— START OF Exercise material —

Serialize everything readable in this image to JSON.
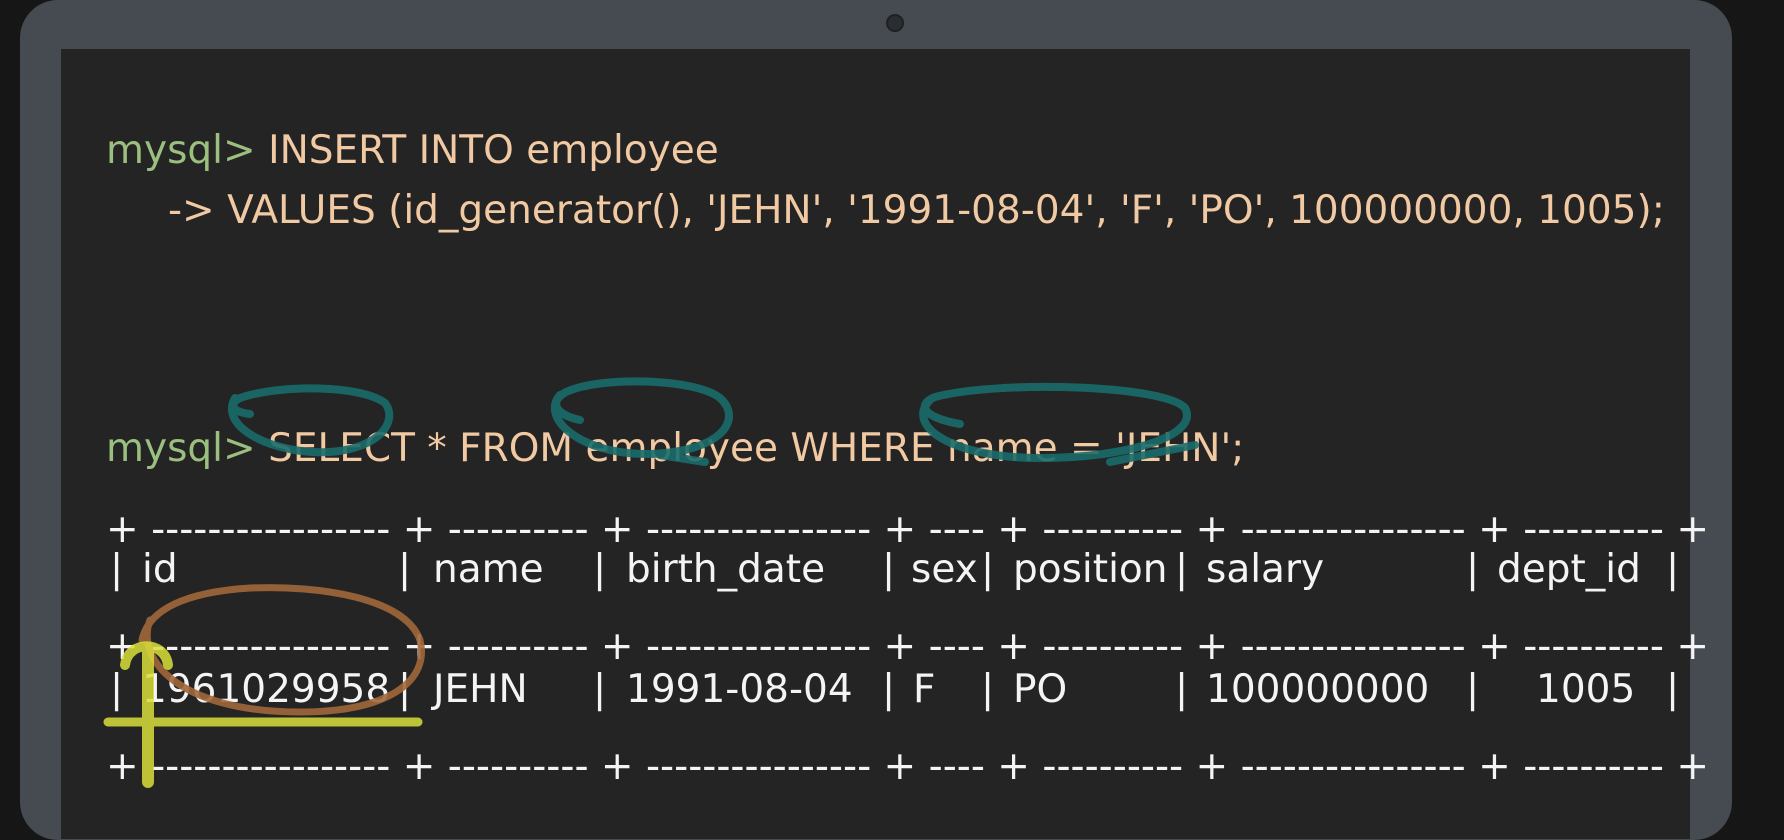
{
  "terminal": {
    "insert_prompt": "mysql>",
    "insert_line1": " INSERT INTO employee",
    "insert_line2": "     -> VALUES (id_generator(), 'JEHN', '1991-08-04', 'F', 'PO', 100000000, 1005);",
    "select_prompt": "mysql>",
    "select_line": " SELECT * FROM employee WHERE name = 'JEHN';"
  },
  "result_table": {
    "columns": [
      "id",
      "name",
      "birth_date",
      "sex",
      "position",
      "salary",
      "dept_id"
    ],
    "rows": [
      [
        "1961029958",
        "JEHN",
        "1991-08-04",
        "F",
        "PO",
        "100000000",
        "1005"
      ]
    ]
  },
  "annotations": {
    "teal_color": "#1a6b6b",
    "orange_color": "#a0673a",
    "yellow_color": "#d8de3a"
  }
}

— END OF Exercise material —

Look through the entries above and count each line holding "JEHN"; report the count alone.

3